Return each line of the records holding the string "属于物理变化".
####
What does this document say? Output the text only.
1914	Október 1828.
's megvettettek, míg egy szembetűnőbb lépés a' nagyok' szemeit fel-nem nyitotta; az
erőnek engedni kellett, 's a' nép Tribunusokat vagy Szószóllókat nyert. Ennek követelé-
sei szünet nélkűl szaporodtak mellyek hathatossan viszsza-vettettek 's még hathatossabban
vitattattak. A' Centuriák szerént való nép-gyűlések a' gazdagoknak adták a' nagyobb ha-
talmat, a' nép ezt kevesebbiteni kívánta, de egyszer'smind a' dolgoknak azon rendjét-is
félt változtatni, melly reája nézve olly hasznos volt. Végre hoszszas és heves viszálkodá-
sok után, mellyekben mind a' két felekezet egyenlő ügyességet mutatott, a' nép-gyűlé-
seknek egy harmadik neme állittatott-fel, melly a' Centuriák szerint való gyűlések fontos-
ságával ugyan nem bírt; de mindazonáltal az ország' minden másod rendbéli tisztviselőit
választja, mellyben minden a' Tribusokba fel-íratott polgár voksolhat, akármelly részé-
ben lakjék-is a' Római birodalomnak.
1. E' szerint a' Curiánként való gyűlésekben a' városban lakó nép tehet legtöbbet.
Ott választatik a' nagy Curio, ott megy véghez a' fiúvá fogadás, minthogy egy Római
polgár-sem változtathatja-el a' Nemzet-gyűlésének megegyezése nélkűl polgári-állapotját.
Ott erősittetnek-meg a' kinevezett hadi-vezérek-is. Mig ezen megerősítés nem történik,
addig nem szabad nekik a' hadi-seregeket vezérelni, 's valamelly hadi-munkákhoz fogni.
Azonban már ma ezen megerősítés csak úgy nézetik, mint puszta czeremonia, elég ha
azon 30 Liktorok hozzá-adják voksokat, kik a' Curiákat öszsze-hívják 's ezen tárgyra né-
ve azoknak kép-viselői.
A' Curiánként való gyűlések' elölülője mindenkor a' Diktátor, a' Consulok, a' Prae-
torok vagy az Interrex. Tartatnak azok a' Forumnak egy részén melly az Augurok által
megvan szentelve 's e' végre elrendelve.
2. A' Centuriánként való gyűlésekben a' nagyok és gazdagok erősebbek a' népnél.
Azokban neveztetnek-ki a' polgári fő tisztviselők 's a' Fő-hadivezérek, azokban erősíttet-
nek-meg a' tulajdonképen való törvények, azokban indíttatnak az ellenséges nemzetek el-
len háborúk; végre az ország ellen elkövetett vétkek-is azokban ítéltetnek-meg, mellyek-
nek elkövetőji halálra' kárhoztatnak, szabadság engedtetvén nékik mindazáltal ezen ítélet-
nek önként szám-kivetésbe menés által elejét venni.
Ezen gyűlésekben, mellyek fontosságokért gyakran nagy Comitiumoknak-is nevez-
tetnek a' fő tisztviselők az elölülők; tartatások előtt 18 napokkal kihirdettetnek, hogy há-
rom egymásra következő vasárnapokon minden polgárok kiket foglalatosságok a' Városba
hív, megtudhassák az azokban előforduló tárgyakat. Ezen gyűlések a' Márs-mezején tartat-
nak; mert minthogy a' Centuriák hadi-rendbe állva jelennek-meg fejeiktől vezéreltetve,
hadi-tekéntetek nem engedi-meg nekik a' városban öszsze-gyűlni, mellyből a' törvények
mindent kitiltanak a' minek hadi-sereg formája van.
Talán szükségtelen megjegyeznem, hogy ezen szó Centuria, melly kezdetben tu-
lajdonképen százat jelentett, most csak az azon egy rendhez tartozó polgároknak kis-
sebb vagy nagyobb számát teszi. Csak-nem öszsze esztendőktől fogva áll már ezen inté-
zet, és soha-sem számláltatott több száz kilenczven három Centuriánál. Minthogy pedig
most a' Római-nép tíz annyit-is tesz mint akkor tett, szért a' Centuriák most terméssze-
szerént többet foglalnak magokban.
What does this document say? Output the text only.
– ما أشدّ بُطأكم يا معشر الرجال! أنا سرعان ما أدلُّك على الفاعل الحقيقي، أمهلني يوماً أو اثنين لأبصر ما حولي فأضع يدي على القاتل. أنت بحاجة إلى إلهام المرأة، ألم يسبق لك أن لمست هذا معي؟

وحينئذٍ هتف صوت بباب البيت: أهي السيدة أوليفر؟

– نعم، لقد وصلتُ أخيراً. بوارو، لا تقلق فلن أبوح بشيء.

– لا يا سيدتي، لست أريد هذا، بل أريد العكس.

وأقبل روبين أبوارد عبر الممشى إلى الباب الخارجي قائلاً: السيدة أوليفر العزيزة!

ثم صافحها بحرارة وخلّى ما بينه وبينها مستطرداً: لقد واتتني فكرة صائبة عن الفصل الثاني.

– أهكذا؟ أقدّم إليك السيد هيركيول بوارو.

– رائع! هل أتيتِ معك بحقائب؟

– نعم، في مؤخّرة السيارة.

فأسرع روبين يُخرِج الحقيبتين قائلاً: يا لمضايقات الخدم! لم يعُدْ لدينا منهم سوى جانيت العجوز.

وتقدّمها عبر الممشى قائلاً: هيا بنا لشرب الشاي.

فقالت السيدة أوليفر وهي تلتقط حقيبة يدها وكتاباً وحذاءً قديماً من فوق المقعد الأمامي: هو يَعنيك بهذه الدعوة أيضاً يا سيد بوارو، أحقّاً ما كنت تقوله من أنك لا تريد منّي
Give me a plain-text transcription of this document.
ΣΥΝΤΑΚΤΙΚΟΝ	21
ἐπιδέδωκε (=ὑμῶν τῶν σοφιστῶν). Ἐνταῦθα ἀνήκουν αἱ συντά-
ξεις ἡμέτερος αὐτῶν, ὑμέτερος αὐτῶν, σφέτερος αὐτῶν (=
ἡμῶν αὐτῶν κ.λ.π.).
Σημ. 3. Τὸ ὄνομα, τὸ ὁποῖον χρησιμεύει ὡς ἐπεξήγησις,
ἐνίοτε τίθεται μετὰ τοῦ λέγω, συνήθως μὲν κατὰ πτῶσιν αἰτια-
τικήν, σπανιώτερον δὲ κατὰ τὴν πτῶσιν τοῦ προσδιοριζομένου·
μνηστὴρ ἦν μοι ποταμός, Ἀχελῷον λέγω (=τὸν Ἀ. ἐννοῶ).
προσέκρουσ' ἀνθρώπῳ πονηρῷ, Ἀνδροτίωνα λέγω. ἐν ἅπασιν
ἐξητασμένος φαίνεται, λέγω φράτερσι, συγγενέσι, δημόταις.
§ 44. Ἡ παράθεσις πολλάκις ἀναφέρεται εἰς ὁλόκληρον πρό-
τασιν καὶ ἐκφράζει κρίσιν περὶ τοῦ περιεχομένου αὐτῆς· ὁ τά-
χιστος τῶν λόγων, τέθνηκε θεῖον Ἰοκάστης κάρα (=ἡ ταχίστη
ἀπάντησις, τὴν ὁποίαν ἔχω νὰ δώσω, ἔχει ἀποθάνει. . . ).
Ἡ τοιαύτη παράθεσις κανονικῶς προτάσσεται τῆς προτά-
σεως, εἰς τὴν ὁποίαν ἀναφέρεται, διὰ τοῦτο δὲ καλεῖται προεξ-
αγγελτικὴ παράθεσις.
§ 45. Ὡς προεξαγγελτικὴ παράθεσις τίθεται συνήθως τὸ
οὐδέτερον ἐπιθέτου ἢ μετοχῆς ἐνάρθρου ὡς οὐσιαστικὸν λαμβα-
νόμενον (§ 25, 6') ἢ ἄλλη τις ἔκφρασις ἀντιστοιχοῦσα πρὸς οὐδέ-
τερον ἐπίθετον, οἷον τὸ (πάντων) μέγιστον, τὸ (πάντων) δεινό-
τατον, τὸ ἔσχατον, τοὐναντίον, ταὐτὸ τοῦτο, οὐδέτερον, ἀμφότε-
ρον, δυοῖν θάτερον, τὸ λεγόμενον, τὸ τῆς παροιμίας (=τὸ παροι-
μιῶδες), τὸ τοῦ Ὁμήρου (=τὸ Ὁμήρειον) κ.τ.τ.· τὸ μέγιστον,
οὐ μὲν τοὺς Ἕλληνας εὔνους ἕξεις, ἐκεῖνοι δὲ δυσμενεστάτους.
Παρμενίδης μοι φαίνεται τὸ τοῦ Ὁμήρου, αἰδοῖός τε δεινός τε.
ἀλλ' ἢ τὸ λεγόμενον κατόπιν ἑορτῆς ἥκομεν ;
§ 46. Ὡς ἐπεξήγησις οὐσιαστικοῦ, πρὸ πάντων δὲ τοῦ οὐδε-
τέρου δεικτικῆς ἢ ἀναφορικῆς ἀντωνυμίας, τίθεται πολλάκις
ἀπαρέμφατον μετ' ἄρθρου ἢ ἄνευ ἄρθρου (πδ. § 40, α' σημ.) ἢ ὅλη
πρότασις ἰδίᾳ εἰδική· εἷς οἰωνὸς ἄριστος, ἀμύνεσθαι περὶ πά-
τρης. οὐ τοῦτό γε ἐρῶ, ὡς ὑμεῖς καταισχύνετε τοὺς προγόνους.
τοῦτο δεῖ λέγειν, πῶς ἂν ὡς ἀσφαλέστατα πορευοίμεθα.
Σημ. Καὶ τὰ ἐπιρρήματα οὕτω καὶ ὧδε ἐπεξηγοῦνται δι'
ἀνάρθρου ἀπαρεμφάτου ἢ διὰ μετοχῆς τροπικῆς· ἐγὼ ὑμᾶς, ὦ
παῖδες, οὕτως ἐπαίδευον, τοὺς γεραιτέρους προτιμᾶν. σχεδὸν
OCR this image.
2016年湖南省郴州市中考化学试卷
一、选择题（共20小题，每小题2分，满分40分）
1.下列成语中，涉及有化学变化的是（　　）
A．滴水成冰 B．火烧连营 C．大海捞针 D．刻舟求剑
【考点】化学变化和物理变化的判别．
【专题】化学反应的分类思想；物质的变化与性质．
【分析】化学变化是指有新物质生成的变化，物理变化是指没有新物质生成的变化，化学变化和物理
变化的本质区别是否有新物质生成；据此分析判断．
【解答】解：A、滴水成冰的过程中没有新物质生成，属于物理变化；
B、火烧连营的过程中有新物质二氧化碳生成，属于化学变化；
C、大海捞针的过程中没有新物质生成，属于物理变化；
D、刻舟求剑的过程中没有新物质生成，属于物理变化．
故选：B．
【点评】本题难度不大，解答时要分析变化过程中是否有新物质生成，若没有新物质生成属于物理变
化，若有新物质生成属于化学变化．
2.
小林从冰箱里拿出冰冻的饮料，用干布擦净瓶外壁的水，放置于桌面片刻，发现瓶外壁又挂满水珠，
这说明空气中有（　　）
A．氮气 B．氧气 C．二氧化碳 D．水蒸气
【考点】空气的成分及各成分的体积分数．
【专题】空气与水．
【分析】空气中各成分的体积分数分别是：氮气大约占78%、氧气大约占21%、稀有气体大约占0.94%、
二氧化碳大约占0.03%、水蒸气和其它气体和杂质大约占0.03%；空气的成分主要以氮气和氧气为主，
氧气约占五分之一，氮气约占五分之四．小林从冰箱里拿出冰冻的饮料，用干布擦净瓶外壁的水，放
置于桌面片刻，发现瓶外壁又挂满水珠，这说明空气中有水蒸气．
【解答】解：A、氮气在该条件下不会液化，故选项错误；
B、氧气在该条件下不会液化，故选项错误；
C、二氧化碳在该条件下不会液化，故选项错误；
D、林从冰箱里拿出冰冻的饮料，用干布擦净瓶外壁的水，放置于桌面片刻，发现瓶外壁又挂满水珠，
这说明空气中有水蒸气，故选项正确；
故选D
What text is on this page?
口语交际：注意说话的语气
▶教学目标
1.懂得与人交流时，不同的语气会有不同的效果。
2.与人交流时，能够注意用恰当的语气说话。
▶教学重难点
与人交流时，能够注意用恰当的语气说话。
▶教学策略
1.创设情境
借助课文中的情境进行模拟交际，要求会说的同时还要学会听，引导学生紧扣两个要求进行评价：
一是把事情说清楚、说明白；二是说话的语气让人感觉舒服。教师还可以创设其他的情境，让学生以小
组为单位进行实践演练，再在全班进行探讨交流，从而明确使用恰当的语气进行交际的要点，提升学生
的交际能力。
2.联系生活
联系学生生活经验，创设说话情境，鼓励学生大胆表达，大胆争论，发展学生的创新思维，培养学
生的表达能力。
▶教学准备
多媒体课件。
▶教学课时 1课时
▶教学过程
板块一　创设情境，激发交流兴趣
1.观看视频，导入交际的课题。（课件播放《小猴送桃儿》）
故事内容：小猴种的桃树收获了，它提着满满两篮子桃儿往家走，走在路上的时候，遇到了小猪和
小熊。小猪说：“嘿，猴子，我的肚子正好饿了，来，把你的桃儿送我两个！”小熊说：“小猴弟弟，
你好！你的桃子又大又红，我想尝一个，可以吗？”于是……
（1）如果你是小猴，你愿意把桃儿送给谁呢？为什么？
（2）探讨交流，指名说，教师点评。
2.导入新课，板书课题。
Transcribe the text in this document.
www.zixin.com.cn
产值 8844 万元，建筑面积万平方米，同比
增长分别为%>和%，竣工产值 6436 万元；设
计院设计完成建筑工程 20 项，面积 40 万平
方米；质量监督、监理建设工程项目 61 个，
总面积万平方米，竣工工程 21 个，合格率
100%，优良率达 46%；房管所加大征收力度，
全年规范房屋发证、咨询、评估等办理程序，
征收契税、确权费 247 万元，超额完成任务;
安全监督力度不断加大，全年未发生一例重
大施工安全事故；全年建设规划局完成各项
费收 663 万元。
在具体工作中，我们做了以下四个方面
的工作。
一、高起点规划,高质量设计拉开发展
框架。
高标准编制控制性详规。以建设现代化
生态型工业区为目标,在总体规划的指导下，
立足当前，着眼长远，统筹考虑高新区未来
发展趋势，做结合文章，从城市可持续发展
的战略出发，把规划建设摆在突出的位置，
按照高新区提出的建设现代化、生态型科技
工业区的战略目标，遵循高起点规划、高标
####
RESPONSE>
【解答】解：A、滴水成冰的过程中没有新物质生成，属于物理变化；
C、大海捞针的过程中没有新物质生成，属于物理变化；
D、刻舟求剑的过程中没有新物质生成，属于物理变化．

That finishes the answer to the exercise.